* TO DO
Copy the lines below word for word, adding nothing and leaving nothing out.

* RECORDS FOR THIS TASK
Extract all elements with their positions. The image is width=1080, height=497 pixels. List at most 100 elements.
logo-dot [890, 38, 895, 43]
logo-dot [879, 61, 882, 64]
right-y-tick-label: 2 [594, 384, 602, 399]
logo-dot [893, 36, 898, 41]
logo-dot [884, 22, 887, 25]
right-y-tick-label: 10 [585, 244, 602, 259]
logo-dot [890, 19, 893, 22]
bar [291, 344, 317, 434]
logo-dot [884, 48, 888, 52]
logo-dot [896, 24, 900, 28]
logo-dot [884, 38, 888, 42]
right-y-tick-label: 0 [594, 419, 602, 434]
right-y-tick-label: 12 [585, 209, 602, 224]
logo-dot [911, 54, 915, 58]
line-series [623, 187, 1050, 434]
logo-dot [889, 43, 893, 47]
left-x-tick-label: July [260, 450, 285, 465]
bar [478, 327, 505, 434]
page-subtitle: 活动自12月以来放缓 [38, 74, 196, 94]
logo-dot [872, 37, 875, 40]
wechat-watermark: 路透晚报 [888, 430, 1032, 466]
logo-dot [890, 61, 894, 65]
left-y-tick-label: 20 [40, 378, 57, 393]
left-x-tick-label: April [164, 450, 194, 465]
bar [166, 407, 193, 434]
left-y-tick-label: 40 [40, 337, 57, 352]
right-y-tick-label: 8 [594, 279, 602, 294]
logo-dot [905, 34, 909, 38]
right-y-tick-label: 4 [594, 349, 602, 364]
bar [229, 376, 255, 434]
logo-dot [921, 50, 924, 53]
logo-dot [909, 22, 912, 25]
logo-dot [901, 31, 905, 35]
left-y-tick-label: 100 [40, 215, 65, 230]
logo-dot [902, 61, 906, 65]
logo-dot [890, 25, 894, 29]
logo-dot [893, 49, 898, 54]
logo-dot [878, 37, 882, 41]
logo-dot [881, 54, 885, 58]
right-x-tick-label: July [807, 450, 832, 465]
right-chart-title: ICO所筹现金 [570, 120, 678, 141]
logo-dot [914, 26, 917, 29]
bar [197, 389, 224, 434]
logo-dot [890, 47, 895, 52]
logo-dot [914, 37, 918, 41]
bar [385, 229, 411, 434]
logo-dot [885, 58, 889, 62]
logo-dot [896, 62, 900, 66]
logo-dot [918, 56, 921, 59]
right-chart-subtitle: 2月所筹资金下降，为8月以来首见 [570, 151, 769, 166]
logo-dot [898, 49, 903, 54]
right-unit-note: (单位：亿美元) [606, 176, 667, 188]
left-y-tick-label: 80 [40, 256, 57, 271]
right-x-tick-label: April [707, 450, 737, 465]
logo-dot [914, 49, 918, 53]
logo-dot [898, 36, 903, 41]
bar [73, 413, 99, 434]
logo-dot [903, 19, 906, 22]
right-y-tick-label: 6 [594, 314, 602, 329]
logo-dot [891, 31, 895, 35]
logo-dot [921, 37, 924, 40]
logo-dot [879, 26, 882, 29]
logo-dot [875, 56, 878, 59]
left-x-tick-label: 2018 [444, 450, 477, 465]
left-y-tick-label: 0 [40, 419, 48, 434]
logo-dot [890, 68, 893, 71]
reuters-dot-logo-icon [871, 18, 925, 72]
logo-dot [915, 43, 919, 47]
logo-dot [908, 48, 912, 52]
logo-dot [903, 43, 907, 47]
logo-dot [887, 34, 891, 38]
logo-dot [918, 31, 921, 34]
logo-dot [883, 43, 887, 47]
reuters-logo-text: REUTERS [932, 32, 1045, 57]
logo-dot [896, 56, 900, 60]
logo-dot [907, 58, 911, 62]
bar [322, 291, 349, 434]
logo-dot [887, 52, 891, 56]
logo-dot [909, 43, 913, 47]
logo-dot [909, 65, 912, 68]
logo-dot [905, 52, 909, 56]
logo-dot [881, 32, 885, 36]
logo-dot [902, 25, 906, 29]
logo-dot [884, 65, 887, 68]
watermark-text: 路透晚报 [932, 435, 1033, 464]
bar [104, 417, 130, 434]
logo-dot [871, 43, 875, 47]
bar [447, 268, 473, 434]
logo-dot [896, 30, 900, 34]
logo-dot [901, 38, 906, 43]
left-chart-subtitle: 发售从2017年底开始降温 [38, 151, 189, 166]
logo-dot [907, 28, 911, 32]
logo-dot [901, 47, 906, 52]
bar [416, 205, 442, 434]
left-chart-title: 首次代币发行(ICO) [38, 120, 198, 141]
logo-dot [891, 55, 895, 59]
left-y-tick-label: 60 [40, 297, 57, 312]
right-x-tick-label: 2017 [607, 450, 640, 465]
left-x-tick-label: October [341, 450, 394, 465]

* SOLUTION TO THE EXERCISE
Extract all elements with their positions. The image is width=1080, height=497 pixels. List at most 100 elements.
logo-dot [890, 38, 895, 43]
logo-dot [879, 61, 882, 64]
right-y-tick-label: 2 [594, 384, 602, 399]
logo-dot [893, 36, 898, 41]
logo-dot [884, 22, 887, 25]
right-y-tick-label: 10 [585, 244, 602, 259]
logo-dot [890, 19, 893, 22]
bar [291, 344, 317, 434]
logo-dot [884, 48, 888, 52]
logo-dot [896, 24, 900, 28]
logo-dot [884, 38, 888, 42]
right-y-tick-label: 0 [594, 419, 602, 434]
right-y-tick-label: 12 [585, 209, 602, 224]
logo-dot [911, 54, 915, 58]
line-series [623, 187, 1050, 434]
logo-dot [889, 43, 893, 47]
left-x-tick-label: July [260, 450, 285, 465]
bar [478, 327, 505, 434]
page-subtitle: 活动自12月以来放缓 [38, 74, 196, 94]
logo-dot [872, 37, 875, 40]
wechat-watermark: 路透晚报 [888, 430, 1032, 466]
logo-dot [890, 61, 894, 65]
left-y-tick-label: 20 [40, 378, 57, 393]
left-x-tick-label: April [164, 450, 194, 465]
bar [166, 407, 193, 434]
left-y-tick-label: 40 [40, 337, 57, 352]
right-y-tick-label: 8 [594, 279, 602, 294]
logo-dot [905, 34, 909, 38]
right-y-tick-label: 4 [594, 349, 602, 364]
bar [229, 376, 255, 434]
logo-dot [921, 50, 924, 53]
logo-dot [909, 22, 912, 25]
logo-dot [901, 31, 905, 35]
left-y-tick-label: 100 [40, 215, 65, 230]
logo-dot [902, 61, 906, 65]
logo-dot [890, 25, 894, 29]
logo-dot [893, 49, 898, 54]
logo-dot [878, 37, 882, 41]
logo-dot [881, 54, 885, 58]
right-x-tick-label: July [807, 450, 832, 465]
right-chart-title: ICO所筹现金 [570, 120, 678, 141]
logo-dot [914, 26, 917, 29]
bar [197, 389, 224, 434]
logo-dot [890, 47, 895, 52]
logo-dot [914, 37, 918, 41]
bar [385, 229, 411, 434]
logo-dot [885, 58, 889, 62]
logo-dot [896, 62, 900, 66]
logo-dot [918, 56, 921, 59]
right-chart-subtitle: 2月所筹资金下降，为8月以来首见 [570, 151, 769, 166]
logo-dot [898, 49, 903, 54]
right-unit-note: (单位：亿美元) [606, 176, 667, 188]
left-y-tick-label: 80 [40, 256, 57, 271]
right-x-tick-label: April [707, 450, 737, 465]
logo-dot [914, 49, 918, 53]
logo-dot [898, 36, 903, 41]
bar [73, 413, 99, 434]
logo-dot [903, 19, 906, 22]
right-y-tick-label: 6 [594, 314, 602, 329]
logo-dot [891, 31, 895, 35]
logo-dot [921, 37, 924, 40]
logo-dot [879, 26, 882, 29]
logo-dot [875, 56, 878, 59]
left-x-tick-label: 2018 [444, 450, 477, 465]
left-y-tick-label: 0 [40, 419, 48, 434]
logo-dot [890, 68, 893, 71]
reuters-dot-logo-icon [871, 18, 925, 72]
logo-dot [915, 43, 919, 47]
logo-dot [908, 48, 912, 52]
logo-dot [903, 43, 907, 47]
logo-dot [887, 34, 891, 38]
logo-dot [918, 31, 921, 34]
logo-dot [883, 43, 887, 47]
reuters-logo-text: REUTERS [932, 32, 1045, 57]
logo-dot [896, 56, 900, 60]
logo-dot [907, 58, 911, 62]
bar [322, 291, 349, 434]
logo-dot [887, 52, 891, 56]
logo-dot [909, 43, 913, 47]
logo-dot [909, 65, 912, 68]
logo-dot [905, 52, 909, 56]
logo-dot [881, 32, 885, 36]
logo-dot [902, 25, 906, 29]
logo-dot [884, 65, 887, 68]
watermark-text: 路透晚报 [932, 435, 1033, 464]
bar [104, 417, 130, 434]
logo-dot [871, 43, 875, 47]
bar [447, 268, 473, 434]
logo-dot [896, 30, 900, 34]
logo-dot [901, 38, 906, 43]
left-chart-subtitle: 发售从2017年底开始降温 [38, 151, 189, 166]
logo-dot [907, 28, 911, 32]
logo-dot [901, 47, 906, 52]
bar [416, 205, 442, 434]
left-chart-title: 首次代币发行(ICO) [38, 120, 198, 141]
logo-dot [891, 55, 895, 59]
left-y-tick-label: 60 [40, 297, 57, 312]
right-x-tick-label: 2017 [607, 450, 640, 465]
left-x-tick-label: October [341, 450, 394, 465]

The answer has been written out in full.